Skip files that fail indexing [#815104]

I'm running into a problem with indexing PDF files with the version of Tika that comes with Solr 1.4. As it turns out, Tika throws exceptions if the PDF it is trying to index has been password protected. Apparently, Tika tries to pass in an empty password string.

The problem isn't that exceptions are being thrown; the problem is that it prevents any other files from being indexed, which isn't good. There ought to be some way to mark a document in some way as to recognize that it failed to be indexed, and to skip it the next time cron runs. An admin report of the failed files would help administrators identify and fix files with issues.

I am also trying to upgrade Tika to 0.7 (which parses the PDFs just fine from the command line), but this may not always be possible for others.

Comment	File	Size	Author
#10	815104-bad-file-handling-10.patch	1.72 KB	pwolanin
#3	815104-reindex-failed-files.patch	13.72 KB	ebeyrent

Comments

Comment #1

ebeyrent commented 2 June 2010 at 16:32

Here's what I am proposing:

- Add a column to the apachesolr_attachments_files table named "failed" of type tinyint default value 0
- possibly also add columns for attempts (count of attempts to index the file) and last_attempted (timestamp)
- Modify the apachesolr_attachments_add_documents() such that failed files are excluded in the query
- Add an admin screen that lists the failed files, with options to re-index each one or many

Any thoughts or suggestions?

Comment #2

ebeyrent commented 2 June 2010 at 16:32

Version:

6.x-2.0-alpha1

» 6.x-2.x-dev

Comment #3

ebeyrent commented 3 June 2010 at 16:52

Status:

Active

» Needs review

Status	File	Size
new	815104-reindex-failed-files.patch	13.72 KB

Here's a patch that adds the functionality described in #1.

The admin screen that lists the failed files can be accessed at admin/reports/apachesolr/attachments.

Comment #4

pwolanin commented 4 June 2010 at 15:45

I think a document with empty text in the cache table is skipped?

=== SOURCE EXCERPT ===
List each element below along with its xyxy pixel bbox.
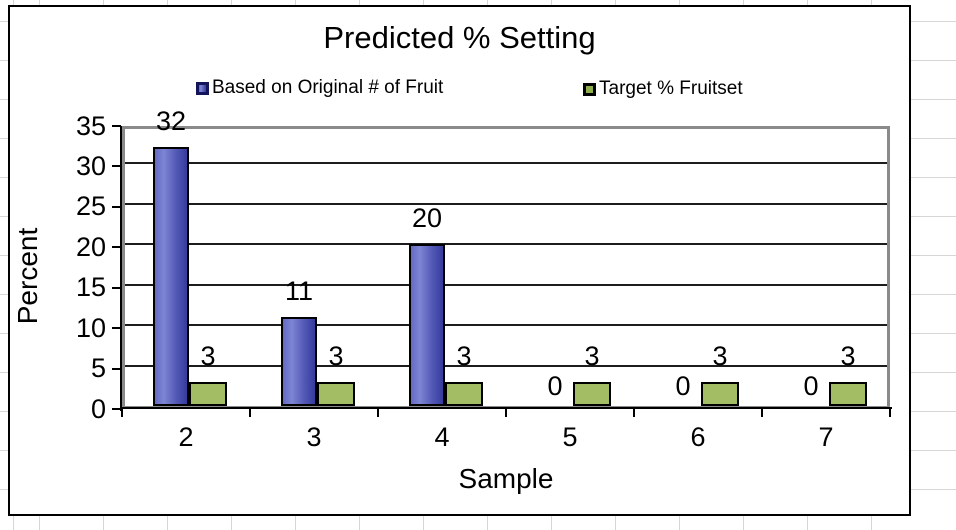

=== GIVEN INSTRUCTION ===
Write out everything in the issue thread from "The problem isn't" down to "files with issues.", word for word. The material is separate from the issue thread.

=== OUTPUT OF THE TASK ===
The problem isn't that exceptions are being thrown; the problem is that it prevents any other files from being indexed, which isn't good. There ought to be some way to mark a document in some way as to recognize that it failed to be indexed, and to skip it the next time cron runs. An admin report of the failed files would help administrators identify and fix files with issues.